## [What the task requires]
Reproduce the records below in full and word for word, excluding pictures.

++++ Material for this task ++++

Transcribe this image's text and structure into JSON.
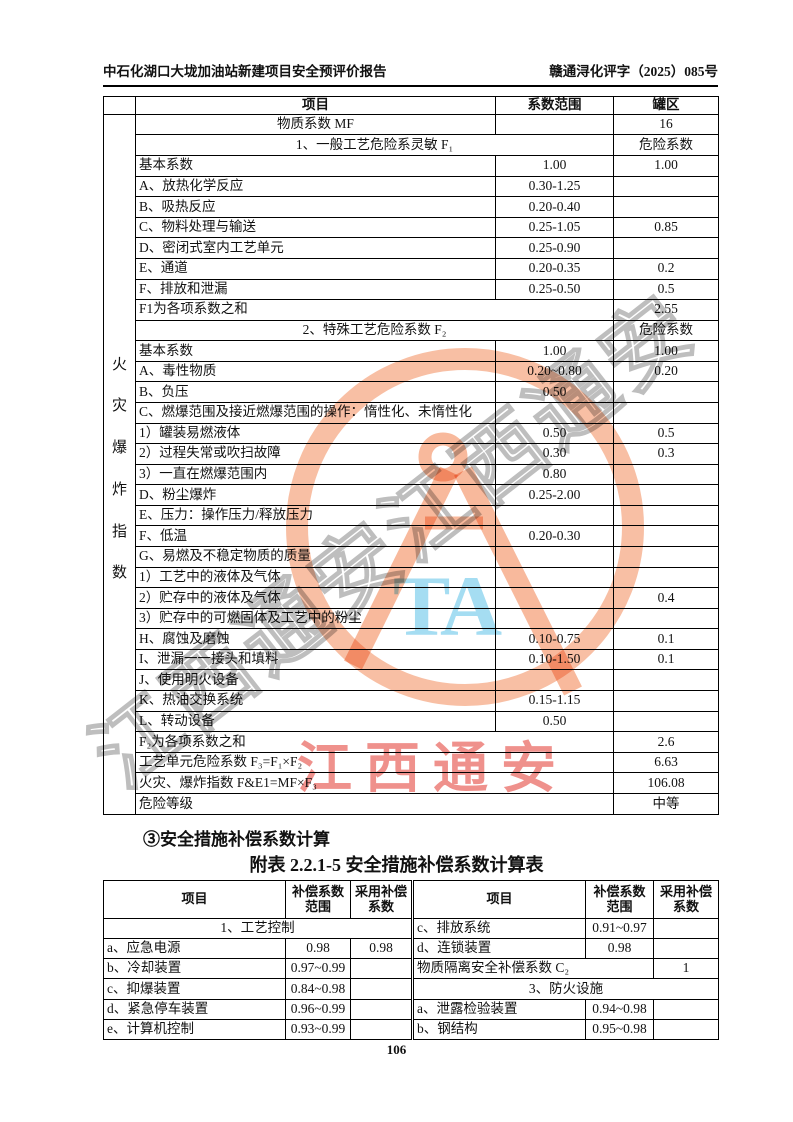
{
  "page": {
    "header_left": "中石化湖口大垅加油站新建项目安全预评价报告",
    "header_right": "赣通浔化评字（2025）085号",
    "page_number": "106"
  },
  "headings": {
    "item3": "③安全措施补偿系数计算",
    "table2_title": "附表 2.2.1-5 安全措施补偿系数计算表"
  },
  "table1": {
    "side_label": [
      "火",
      "灾",
      "爆",
      "炸",
      "指",
      "数"
    ],
    "columns": [
      "项目",
      "系数范围",
      "罐区"
    ],
    "rows": [
      {
        "t": "m",
        "l": "物质系数 MF",
        "r": "",
        "v": "16"
      },
      {
        "t": "s",
        "l": "1、一般工艺危险系灵敏 F₁",
        "v": "危险系数"
      },
      {
        "t": "n",
        "l": "基本系数",
        "r": "1.00",
        "v": "1.00"
      },
      {
        "t": "n",
        "l": "A、放热化学反应",
        "r": "0.30-1.25",
        "v": ""
      },
      {
        "t": "n",
        "l": "B、吸热反应",
        "r": "0.20-0.40",
        "v": ""
      },
      {
        "t": "n",
        "l": "C、物料处理与输送",
        "r": "0.25-1.05",
        "v": "0.85"
      },
      {
        "t": "n",
        "l": "D、密闭式室内工艺单元",
        "r": "0.25-0.90",
        "v": ""
      },
      {
        "t": "n",
        "l": "E、通道",
        "r": "0.20-0.35",
        "v": "0.2"
      },
      {
        "t": "n",
        "l": "F、排放和泄漏",
        "r": "0.25-0.50",
        "v": "0.5"
      },
      {
        "t": "x",
        "l": "F1为各项系数之和",
        "v": "2.55"
      },
      {
        "t": "s",
        "l": "2、特殊工艺危险系数 F₂",
        "v": "危险系数"
      },
      {
        "t": "n",
        "l": "基本系数",
        "r": "1.00",
        "v": "1.00"
      },
      {
        "t": "n",
        "l": "A、毒性物质",
        "r": "0.20~0.80",
        "v": "0.20"
      },
      {
        "t": "n",
        "l": "B、负压",
        "r": "0.50",
        "v": ""
      },
      {
        "t": "n",
        "l": "C、燃爆范围及接近燃爆范围的操作：惰性化、未惰性化",
        "r": "",
        "v": ""
      },
      {
        "t": "n",
        "l": "1）罐装易燃液体",
        "r": "0.50",
        "v": "0.5"
      },
      {
        "t": "n",
        "l": "2）过程失常或吹扫故障",
        "r": "0.30",
        "v": "0.3"
      },
      {
        "t": "n",
        "l": "3）一直在燃爆范围内",
        "r": "0.80",
        "v": ""
      },
      {
        "t": "n",
        "l": "D、粉尘爆炸",
        "r": "0.25-2.00",
        "v": ""
      },
      {
        "t": "n",
        "l": "E、压力：操作压力/释放压力",
        "r": "",
        "v": ""
      },
      {
        "t": "n",
        "l": "F、低温",
        "r": "0.20-0.30",
        "v": ""
      },
      {
        "t": "n",
        "l": "G、易燃及不稳定物质的质量",
        "r": "",
        "v": ""
      },
      {
        "t": "n",
        "l": "1）工艺中的液体及气体",
        "r": "",
        "v": ""
      },
      {
        "t": "n",
        "l": "2）贮存中的液体及气体",
        "r": "",
        "v": "0.4"
      },
      {
        "t": "n",
        "l": "3）贮存中的可燃固体及工艺中的粉尘",
        "r": "",
        "v": ""
      },
      {
        "t": "n",
        "l": "H、腐蚀及磨蚀",
        "r": "0.10-0.75",
        "v": "0.1"
      },
      {
        "t": "n",
        "l": "I、泄漏一一接头和填料",
        "r": "0.10-1.50",
        "v": "0.1"
      },
      {
        "t": "n",
        "l": "J、使用明火设备",
        "r": "",
        "v": ""
      },
      {
        "t": "n",
        "l": "K、热油交换系统",
        "r": "0.15-1.15",
        "v": ""
      },
      {
        "t": "n",
        "l": "L、转动设备",
        "r": "0.50",
        "v": ""
      },
      {
        "t": "x",
        "l": "F₂为各项系数之和",
        "v": "2.6"
      },
      {
        "t": "x",
        "l": "工艺单元危险系数 F₃=F₁×F₂",
        "v": "6.63"
      },
      {
        "t": "x",
        "l": "火灾、爆炸指数 F&E1=MF×F₃",
        "v": "106.08"
      },
      {
        "t": "x",
        "l": "危险等级",
        "v": "中等"
      }
    ]
  },
  "table2": {
    "columns": [
      "项目",
      "补偿系数范围",
      "采用补偿系数"
    ],
    "rows": [
      {
        "left": {
          "t": "s",
          "l": "1、工艺控制"
        },
        "right": {
          "t": "n",
          "l": "c、排放系统",
          "r": "0.91~0.97",
          "v": ""
        }
      },
      {
        "left": {
          "t": "n",
          "l": "a、应急电源",
          "r": "0.98",
          "v": "0.98"
        },
        "right": {
          "t": "n",
          "l": "d、连锁装置",
          "r": "0.98",
          "v": ""
        }
      },
      {
        "left": {
          "t": "n",
          "l": "b、冷却装置",
          "r": "0.97~0.99",
          "v": ""
        },
        "right": {
          "t": "s2",
          "l": "物质隔离安全补偿系数 C₂",
          "v": "1"
        }
      },
      {
        "left": {
          "t": "n",
          "l": "c、抑爆装置",
          "r": "0.84~0.98",
          "v": ""
        },
        "right": {
          "t": "s",
          "l": "3、防火设施"
        }
      },
      {
        "left": {
          "t": "n",
          "l": "d、紧急停车装置",
          "r": "0.96~0.99",
          "v": ""
        },
        "right": {
          "t": "n",
          "l": "a、泄露检验装置",
          "r": "0.94~0.98",
          "v": ""
        }
      },
      {
        "left": {
          "t": "n",
          "l": "e、计算机控制",
          "r": "0.93~0.99",
          "v": ""
        },
        "right": {
          "t": "n",
          "l": "b、钢结构",
          "r": "0.95~0.98",
          "v": ""
        }
      }
    ]
  },
  "watermark": {
    "red_stamp_text": "江西通安",
    "diagonal_text": "江西通安江西通安",
    "latin_text": "TA",
    "orange": "#f2804a",
    "red": "#e34238",
    "cyan": "#69c6e9",
    "gray": "#7d7d7d"
  }
}
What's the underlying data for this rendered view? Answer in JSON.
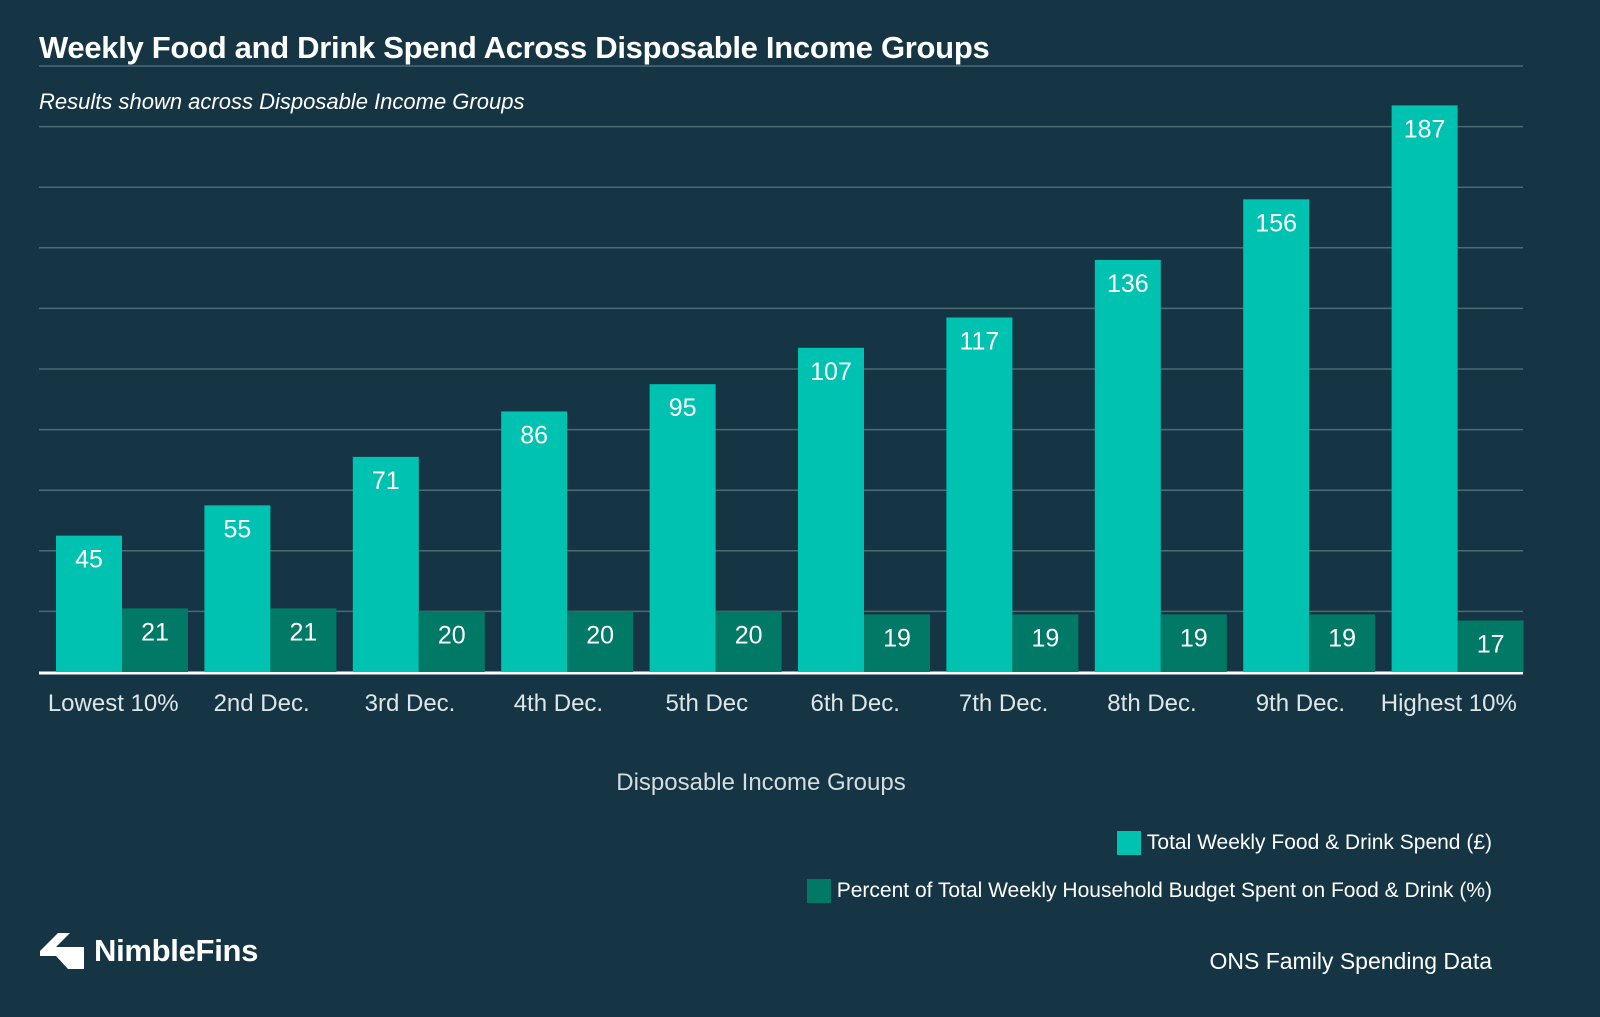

++++

## [Expected answer]
Transcribe this image's text and structure into JSON.
{
  "page": {
    "header_left": "中石化湖口大垅加油站新建项目安全预评价报告",
    "header_right": "赣通浔化评字（2025）085号",
    "page_number": "106"
  },
  "headings": {
    "item3": "③安全措施补偿系数计算",
    "table2_title": "附表 2.2.1-5 安全措施补偿系数计算表"
  },
  "table1": {
    "side_label": [
      "火",
      "灾",
      "爆",
      "炸",
      "指",
      "数"
    ],
    "columns": [
      "项目",
      "系数范围",
      "罐区"
    ],
    "rows": [
      {
        "t": "m",
        "l": "物质系数 MF",
        "r": "",
        "v": "16"
      },
      {
        "t": "s",
        "l": "1、一般工艺危险系灵敏 F₁",
        "v": "危险系数"
      },
      {
        "t": "n",
        "l": "基本系数",
        "r": "1.00",
        "v": "1.00"
      },
      {
        "t": "n",
        "l": "A、放热化学反应",
        "r": "0.30-1.25",
        "v": ""
      },
      {
        "t": "n",
        "l": "B、吸热反应",
        "r": "0.20-0.40",
        "v": ""
      },
      {
        "t": "n",
        "l": "C、物料处理与输送",
        "r": "0.25-1.05",
        "v": "0.85"
      },
      {
        "t": "n",
        "l": "D、密闭式室内工艺单元",
        "r": "0.25-0.90",
        "v": ""
      },
      {
        "t": "n",
        "l": "E、通道",
        "r": "0.20-0.35",
        "v": "0.2"
      },
      {
        "t": "n",
        "l": "F、排放和泄漏",
        "r": "0.25-0.50",
        "v": "0.5"
      },
      {
        "t": "x",
        "l": "F1为各项系数之和",
        "v": "2.55"
      },
      {
        "t": "s",
        "l": "2、特殊工艺危险系数 F₂",
        "v": "危险系数"
      },
      {
        "t": "n",
        "l": "基本系数",
        "r": "1.00",
        "v": "1.00"
      },
      {
        "t": "n",
        "l": "A、毒性物质",
        "r": "0.20~0.80",
        "v": "0.20"
      },
      {
        "t": "n",
        "l": "B、负压",
        "r": "0.50",
        "v": ""
      },
      {
        "t": "n",
        "l": "C、燃爆范围及接近燃爆范围的操作：惰性化、未惰性化",
        "r": "",
        "v": ""
      },
      {
        "t": "n",
        "l": "1）罐装易燃液体",
        "r": "0.50",
        "v": "0.5"
      },
      {
        "t": "n",
        "l": "2）过程失常或吹扫故障",
        "r": "0.30",
        "v": "0.3"
      },
      {
        "t": "n",
        "l": "3）一直在燃爆范围内",
        "r": "0.80",
        "v": ""
      },
      {
        "t": "n",
        "l": "D、粉尘爆炸",
        "r": "0.25-2.00",
        "v": ""
      },
      {
        "t": "n",
        "l": "E、压力：操作压力/释放压力",
        "r": "",
        "v": ""
      },
      {
        "t": "n",
        "l": "F、低温",
        "r": "0.20-0.30",
        "v": ""
      },
      {
        "t": "n",
        "l": "G、易燃及不稳定物质的质量",
        "r": "",
        "v": ""
      },
      {
        "t": "n",
        "l": "1）工艺中的液体及气体",
        "r": "",
        "v": ""
      },
      {
        "t": "n",
        "l": "2）贮存中的液体及气体",
        "r": "",
        "v": "0.4"
      },
      {
        "t": "n",
        "l": "3）贮存中的可燃固体及工艺中的粉尘",
        "r": "",
        "v": ""
      },
      {
        "t": "n",
        "l": "H、腐蚀及磨蚀",
        "r": "0.10-0.75",
        "v": "0.1"
      },
      {
        "t": "n",
        "l": "I、泄漏一一接头和填料",
        "r": "0.10-1.50",
        "v": "0.1"
      },
      {
        "t": "n",
        "l": "J、使用明火设备",
        "r": "",
        "v": ""
      },
      {
        "t": "n",
        "l": "K、热油交换系统",
        "r": "0.15-1.15",
        "v": ""
      },
      {
        "t": "n",
        "l": "L、转动设备",
        "r": "0.50",
        "v": ""
      },
      {
        "t": "x",
        "l": "F₂为各项系数之和",
        "v": "2.6"
      },
      {
        "t": "x",
        "l": "工艺单元危险系数 F₃=F₁×F₂",
        "v": "6.63"
      },
      {
        "t": "x",
        "l": "火灾、爆炸指数 F&E1=MF×F₃",
        "v": "106.08"
      },
      {
        "t": "x",
        "l": "危险等级",
        "v": "中等"
      }
    ]
  },
  "table2": {
    "columns": [
      "项目",
      "补偿系数范围",
      "采用补偿系数"
    ],
    "rows": [
      {
        "left": {
          "t": "s",
          "l": "1、工艺控制"
        },
        "right": {
          "t": "n",
          "l": "c、排放系统",
          "r": "0.91~0.97",
          "v": ""
        }
      },
      {
        "left": {
          "t": "n",
          "l": "a、应急电源",
          "r": "0.98",
          "v": "0.98"
        },
        "right": {
          "t": "n",
          "l": "d、连锁装置",
          "r": "0.98",
          "v": ""
        }
      },
      {
        "left": {
          "t": "n",
          "l": "b、冷却装置",
          "r": "0.97~0.99",
          "v": ""
        },
        "right": {
          "t": "s2",
          "l": "物质隔离安全补偿系数 C₂",
          "v": "1"
        }
      },
      {
        "left": {
          "t": "n",
          "l": "c、抑爆装置",
          "r": "0.84~0.98",
          "v": ""
        },
        "right": {
          "t": "s",
          "l": "3、防火设施"
        }
      },
      {
        "left": {
          "t": "n",
          "l": "d、紧急停车装置",
          "r": "0.96~0.99",
          "v": ""
        },
        "right": {
          "t": "n",
          "l": "a、泄露检验装置",
          "r": "0.94~0.98",
          "v": ""
        }
      },
      {
        "left": {
          "t": "n",
          "l": "e、计算机控制",
          "r": "0.93~0.99",
          "v": ""
        },
        "right": {
          "t": "n",
          "l": "b、钢结构",
          "r": "0.95~0.98",
          "v": ""
        }
      }
    ]
  },
  "watermark": {
    "red_stamp_text": "江西通安",
    "diagonal_text": "江西通安江西通安",
    "latin_text": "TA",
    "orange": "#f2804a",
    "red": "#e34238",
    "cyan": "#69c6e9",
    "gray": "#7d7d7d"
  }
}
What's the underlying data for this rendered view? Answer in JSON.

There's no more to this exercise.